▶ THE EXERCISE: Retype each of the rows below without altering any character, spacing, or line order.

## Start GIVEN DATA

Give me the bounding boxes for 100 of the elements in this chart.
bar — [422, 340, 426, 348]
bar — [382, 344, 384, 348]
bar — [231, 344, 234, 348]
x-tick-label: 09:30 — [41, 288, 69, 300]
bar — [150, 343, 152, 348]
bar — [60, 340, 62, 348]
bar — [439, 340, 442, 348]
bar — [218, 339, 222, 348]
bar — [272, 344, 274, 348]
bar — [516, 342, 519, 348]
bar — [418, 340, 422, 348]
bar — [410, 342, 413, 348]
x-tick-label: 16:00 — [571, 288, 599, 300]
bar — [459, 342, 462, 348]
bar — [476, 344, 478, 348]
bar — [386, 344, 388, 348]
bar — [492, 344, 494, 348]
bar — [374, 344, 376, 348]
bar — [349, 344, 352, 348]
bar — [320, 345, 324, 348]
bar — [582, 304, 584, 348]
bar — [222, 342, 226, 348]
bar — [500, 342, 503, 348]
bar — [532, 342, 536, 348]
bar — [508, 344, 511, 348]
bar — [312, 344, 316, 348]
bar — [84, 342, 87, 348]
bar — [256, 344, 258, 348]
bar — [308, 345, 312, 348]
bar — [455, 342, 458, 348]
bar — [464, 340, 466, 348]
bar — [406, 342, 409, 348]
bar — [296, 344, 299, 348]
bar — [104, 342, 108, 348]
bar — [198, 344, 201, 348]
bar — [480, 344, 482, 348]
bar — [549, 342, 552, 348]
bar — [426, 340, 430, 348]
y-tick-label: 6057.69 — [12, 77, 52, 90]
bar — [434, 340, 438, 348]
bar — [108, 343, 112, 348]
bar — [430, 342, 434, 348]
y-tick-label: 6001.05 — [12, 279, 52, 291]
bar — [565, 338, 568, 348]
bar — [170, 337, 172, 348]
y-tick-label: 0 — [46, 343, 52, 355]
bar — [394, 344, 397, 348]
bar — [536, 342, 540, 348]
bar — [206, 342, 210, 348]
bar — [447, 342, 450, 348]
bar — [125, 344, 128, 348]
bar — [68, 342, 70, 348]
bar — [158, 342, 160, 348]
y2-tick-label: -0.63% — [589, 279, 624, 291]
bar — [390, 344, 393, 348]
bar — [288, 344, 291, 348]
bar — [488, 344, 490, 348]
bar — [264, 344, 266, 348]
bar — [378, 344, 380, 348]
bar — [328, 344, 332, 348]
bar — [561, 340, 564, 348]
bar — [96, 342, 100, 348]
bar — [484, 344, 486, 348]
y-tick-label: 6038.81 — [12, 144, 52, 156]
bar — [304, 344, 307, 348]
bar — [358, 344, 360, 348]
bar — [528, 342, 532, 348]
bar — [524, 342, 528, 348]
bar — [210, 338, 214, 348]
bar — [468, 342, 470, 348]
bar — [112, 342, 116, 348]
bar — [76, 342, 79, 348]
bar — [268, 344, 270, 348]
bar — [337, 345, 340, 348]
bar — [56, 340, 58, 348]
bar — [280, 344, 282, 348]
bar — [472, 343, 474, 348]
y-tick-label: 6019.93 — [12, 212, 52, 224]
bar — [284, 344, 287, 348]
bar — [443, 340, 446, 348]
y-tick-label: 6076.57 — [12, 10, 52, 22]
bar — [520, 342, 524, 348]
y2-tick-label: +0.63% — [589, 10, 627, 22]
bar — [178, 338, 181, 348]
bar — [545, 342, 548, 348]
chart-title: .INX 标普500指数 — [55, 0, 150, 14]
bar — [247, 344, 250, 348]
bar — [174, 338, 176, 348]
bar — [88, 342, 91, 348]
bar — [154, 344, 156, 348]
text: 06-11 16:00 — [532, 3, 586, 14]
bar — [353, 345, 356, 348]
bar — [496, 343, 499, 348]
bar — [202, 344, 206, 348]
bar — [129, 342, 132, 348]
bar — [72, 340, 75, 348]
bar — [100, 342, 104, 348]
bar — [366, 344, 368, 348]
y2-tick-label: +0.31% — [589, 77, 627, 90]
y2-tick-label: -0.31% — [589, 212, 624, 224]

## End GIVEN DATA

▶ CORRECT RESULT:
Give me the bounding boxes for 100 of the elements in this chart.
bar — [422, 340, 426, 348]
bar — [382, 344, 384, 348]
bar — [231, 344, 234, 348]
x-tick-label: 09:30 — [41, 288, 69, 300]
bar — [150, 343, 152, 348]
bar — [60, 340, 62, 348]
bar — [439, 340, 442, 348]
bar — [218, 339, 222, 348]
bar — [272, 344, 274, 348]
bar — [516, 342, 519, 348]
bar — [418, 340, 422, 348]
bar — [410, 342, 413, 348]
x-tick-label: 16:00 — [571, 288, 599, 300]
bar — [459, 342, 462, 348]
bar — [476, 344, 478, 348]
bar — [386, 344, 388, 348]
bar — [492, 344, 494, 348]
bar — [374, 344, 376, 348]
bar — [349, 344, 352, 348]
bar — [320, 345, 324, 348]
bar — [582, 304, 584, 348]
bar — [222, 342, 226, 348]
bar — [500, 342, 503, 348]
bar — [532, 342, 536, 348]
bar — [508, 344, 511, 348]
bar — [312, 344, 316, 348]
bar — [84, 342, 87, 348]
bar — [256, 344, 258, 348]
bar — [308, 345, 312, 348]
bar — [455, 342, 458, 348]
bar — [464, 340, 466, 348]
bar — [406, 342, 409, 348]
bar — [296, 344, 299, 348]
bar — [104, 342, 108, 348]
bar — [198, 344, 201, 348]
bar — [480, 344, 482, 348]
bar — [549, 342, 552, 348]
bar — [426, 340, 430, 348]
y-tick-label: 6057.69 — [12, 77, 52, 90]
bar — [434, 340, 438, 348]
bar — [108, 343, 112, 348]
bar — [430, 342, 434, 348]
y-tick-label: 6001.05 — [12, 279, 52, 291]
bar — [565, 338, 568, 348]
bar — [170, 337, 172, 348]
y-tick-label: 0 — [46, 343, 52, 355]
bar — [394, 344, 397, 348]
bar — [536, 342, 540, 348]
bar — [206, 342, 210, 348]
bar — [447, 342, 450, 348]
bar — [125, 344, 128, 348]
bar — [68, 342, 70, 348]
bar — [158, 342, 160, 348]
y2-tick-label: -0.63% — [589, 279, 624, 291]
bar — [390, 344, 393, 348]
bar — [288, 344, 291, 348]
bar — [488, 344, 490, 348]
bar — [264, 344, 266, 348]
bar — [378, 344, 380, 348]
bar — [328, 344, 332, 348]
bar — [561, 340, 564, 348]
bar — [96, 342, 100, 348]
bar — [484, 344, 486, 348]
y-tick-label: 6038.81 — [12, 144, 52, 156]
bar — [304, 344, 307, 348]
bar — [358, 344, 360, 348]
bar — [528, 342, 532, 348]
bar — [524, 342, 528, 348]
bar — [210, 338, 214, 348]
bar — [468, 342, 470, 348]
bar — [112, 342, 116, 348]
bar — [76, 342, 79, 348]
bar — [268, 344, 270, 348]
bar — [337, 345, 340, 348]
bar — [56, 340, 58, 348]
bar — [280, 344, 282, 348]
bar — [472, 343, 474, 348]
y-tick-label: 6019.93 — [12, 212, 52, 224]
bar — [284, 344, 287, 348]
bar — [443, 340, 446, 348]
y-tick-label: 6076.57 — [12, 10, 52, 22]
bar — [520, 342, 524, 348]
y2-tick-label: +0.63% — [589, 10, 627, 22]
bar — [178, 338, 181, 348]
bar — [545, 342, 548, 348]
chart-title: .INX 标普500指数 — [55, 0, 150, 14]
bar — [247, 344, 250, 348]
bar — [174, 338, 176, 348]
bar — [88, 342, 91, 348]
bar — [154, 344, 156, 348]
text: 06-11 16:00 — [532, 3, 586, 14]
bar — [353, 345, 356, 348]
bar — [496, 343, 499, 348]
bar — [202, 344, 206, 348]
bar — [129, 342, 132, 348]
bar — [72, 340, 75, 348]
bar — [100, 342, 104, 348]
bar — [366, 344, 368, 348]
y2-tick-label: +0.31% — [589, 77, 627, 90]
y2-tick-label: -0.31% — [589, 212, 624, 224]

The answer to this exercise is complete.